_Exercise details_. Find the lines containing "screenshot" and say how many there are, with no other words.
^^^^
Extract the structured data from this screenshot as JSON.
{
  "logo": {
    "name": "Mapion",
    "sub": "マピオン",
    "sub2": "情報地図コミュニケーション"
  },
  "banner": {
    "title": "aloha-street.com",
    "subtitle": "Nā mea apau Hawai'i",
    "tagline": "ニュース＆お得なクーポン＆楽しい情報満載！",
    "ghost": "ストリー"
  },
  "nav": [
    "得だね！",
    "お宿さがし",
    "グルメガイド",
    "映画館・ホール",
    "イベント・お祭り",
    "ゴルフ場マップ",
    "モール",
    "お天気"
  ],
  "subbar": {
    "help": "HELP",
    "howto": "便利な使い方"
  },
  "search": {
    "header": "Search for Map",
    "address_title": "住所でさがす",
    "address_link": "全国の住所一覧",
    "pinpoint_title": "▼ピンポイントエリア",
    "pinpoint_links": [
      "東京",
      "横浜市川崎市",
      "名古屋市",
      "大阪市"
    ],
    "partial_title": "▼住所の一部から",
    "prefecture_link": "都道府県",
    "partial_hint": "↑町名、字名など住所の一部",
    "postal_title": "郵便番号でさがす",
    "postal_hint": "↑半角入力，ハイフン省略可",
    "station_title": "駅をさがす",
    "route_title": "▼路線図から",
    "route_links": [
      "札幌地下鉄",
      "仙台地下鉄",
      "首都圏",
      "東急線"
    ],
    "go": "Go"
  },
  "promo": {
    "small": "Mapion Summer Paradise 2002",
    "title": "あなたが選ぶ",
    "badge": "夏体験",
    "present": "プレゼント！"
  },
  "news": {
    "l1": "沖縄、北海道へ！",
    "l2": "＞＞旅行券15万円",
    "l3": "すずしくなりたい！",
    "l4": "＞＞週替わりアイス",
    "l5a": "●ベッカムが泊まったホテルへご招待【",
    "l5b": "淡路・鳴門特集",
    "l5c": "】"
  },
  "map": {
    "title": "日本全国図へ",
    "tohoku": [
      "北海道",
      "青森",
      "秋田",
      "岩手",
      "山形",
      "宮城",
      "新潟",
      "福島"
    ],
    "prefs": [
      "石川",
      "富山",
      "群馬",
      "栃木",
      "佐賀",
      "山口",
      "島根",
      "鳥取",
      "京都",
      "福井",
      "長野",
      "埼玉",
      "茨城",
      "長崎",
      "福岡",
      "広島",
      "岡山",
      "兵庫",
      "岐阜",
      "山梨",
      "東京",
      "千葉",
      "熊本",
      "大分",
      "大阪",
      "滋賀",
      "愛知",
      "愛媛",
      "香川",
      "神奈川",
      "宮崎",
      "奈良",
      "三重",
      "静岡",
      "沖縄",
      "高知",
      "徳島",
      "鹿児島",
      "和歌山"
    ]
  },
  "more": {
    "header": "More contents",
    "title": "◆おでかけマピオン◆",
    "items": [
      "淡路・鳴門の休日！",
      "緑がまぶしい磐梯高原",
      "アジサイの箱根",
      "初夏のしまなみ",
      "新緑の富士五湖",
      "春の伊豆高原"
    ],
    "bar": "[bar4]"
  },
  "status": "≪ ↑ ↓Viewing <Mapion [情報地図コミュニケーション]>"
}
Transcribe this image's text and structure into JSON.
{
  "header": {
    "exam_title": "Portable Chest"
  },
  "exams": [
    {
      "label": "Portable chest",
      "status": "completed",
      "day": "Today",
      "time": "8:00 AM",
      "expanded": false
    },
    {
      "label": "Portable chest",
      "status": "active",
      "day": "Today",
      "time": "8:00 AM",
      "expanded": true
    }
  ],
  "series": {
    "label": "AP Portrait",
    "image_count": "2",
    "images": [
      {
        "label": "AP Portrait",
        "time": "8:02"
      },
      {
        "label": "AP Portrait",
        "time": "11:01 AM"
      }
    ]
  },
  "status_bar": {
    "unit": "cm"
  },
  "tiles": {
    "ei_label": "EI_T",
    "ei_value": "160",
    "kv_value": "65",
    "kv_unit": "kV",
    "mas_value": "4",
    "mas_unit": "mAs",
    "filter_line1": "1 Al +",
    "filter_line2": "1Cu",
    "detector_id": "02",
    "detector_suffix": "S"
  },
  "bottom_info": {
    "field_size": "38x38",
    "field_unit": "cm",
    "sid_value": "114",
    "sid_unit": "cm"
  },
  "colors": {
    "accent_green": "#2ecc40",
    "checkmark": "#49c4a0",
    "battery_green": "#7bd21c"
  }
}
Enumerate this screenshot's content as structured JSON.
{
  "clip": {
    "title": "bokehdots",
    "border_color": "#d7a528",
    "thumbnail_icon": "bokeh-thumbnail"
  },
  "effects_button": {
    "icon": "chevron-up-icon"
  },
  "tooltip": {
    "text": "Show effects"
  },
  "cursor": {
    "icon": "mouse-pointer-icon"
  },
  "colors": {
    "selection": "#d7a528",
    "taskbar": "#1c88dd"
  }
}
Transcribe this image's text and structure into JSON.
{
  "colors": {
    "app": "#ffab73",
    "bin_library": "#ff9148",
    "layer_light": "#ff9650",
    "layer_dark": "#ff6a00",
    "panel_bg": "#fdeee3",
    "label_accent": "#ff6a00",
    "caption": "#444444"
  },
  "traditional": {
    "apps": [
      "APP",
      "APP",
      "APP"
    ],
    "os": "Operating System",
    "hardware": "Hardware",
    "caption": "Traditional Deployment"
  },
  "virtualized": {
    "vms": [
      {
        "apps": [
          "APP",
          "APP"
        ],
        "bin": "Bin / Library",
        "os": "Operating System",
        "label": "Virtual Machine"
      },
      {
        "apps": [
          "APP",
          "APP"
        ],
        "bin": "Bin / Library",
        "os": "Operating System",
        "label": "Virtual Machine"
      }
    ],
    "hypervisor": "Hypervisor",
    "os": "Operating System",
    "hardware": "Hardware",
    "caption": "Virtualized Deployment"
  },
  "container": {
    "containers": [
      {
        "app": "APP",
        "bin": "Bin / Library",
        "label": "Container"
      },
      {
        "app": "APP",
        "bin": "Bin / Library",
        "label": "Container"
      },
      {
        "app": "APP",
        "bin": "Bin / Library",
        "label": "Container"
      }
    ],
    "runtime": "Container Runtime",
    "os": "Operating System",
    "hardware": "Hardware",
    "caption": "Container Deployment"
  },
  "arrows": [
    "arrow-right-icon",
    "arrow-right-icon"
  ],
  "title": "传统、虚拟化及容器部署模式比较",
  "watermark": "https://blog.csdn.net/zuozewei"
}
^^^^
_Task output_. 2